BEGIN Records supplied

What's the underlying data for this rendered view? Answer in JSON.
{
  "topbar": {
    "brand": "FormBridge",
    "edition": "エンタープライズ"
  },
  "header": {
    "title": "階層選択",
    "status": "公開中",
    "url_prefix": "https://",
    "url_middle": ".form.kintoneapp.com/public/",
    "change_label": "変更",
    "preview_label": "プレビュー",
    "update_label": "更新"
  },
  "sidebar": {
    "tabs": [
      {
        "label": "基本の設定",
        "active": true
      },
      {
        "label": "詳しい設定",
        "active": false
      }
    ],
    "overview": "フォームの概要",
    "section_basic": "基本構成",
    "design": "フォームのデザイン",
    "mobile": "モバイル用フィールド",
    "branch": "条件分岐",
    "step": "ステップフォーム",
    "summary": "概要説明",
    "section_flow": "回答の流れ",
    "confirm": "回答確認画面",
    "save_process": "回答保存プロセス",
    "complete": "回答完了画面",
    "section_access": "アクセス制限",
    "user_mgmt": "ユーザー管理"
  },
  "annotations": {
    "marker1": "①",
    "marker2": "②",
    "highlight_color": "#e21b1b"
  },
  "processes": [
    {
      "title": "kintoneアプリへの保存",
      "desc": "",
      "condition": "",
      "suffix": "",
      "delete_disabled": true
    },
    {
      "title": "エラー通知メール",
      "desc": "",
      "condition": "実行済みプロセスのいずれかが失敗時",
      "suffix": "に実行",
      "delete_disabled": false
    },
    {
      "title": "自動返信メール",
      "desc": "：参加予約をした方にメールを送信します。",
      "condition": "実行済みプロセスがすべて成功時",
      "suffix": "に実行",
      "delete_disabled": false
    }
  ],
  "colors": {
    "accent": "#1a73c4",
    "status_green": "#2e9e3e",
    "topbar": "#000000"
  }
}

END Records supplied

• [Exercise description]:
Return all the data exactly as given.

• [Exercise solution]:
What's the underlying data for this rendered view? Answer in JSON.
{
  "topbar": {
    "brand": "FormBridge",
    "edition": "エンタープライズ"
  },
  "header": {
    "title": "階層選択",
    "status": "公開中",
    "url_prefix": "https://",
    "url_middle": ".form.kintoneapp.com/public/",
    "change_label": "変更",
    "preview_label": "プレビュー",
    "update_label": "更新"
  },
  "sidebar": {
    "tabs": [
      {
        "label": "基本の設定",
        "active": true
      },
      {
        "label": "詳しい設定",
        "active": false
      }
    ],
    "overview": "フォームの概要",
    "section_basic": "基本構成",
    "design": "フォームのデザイン",
    "mobile": "モバイル用フィールド",
    "branch": "条件分岐",
    "step": "ステップフォーム",
    "summary": "概要説明",
    "section_flow": "回答の流れ",
    "confirm": "回答確認画面",
    "save_process": "回答保存プロセス",
    "complete": "回答完了画面",
    "section_access": "アクセス制限",
    "user_mgmt": "ユーザー管理"
  },
  "annotations": {
    "marker1": "①",
    "marker2": "②",
    "highlight_color": "#e21b1b"
  },
  "processes": [
    {
      "title": "kintoneアプリへの保存",
      "desc": "",
      "condition": "",
      "suffix": "",
      "delete_disabled": true
    },
    {
      "title": "エラー通知メール",
      "desc": "",
      "condition": "実行済みプロセスのいずれかが失敗時",
      "suffix": "に実行",
      "delete_disabled": false
    },
    {
      "title": "自動返信メール",
      "desc": "：参加予約をした方にメールを送信します。",
      "condition": "実行済みプロセスがすべて成功時",
      "suffix": "に実行",
      "delete_disabled": false
    }
  ],
  "colors": {
    "accent": "#1a73c4",
    "status_green": "#2e9e3e",
    "topbar": "#000000"
  }
}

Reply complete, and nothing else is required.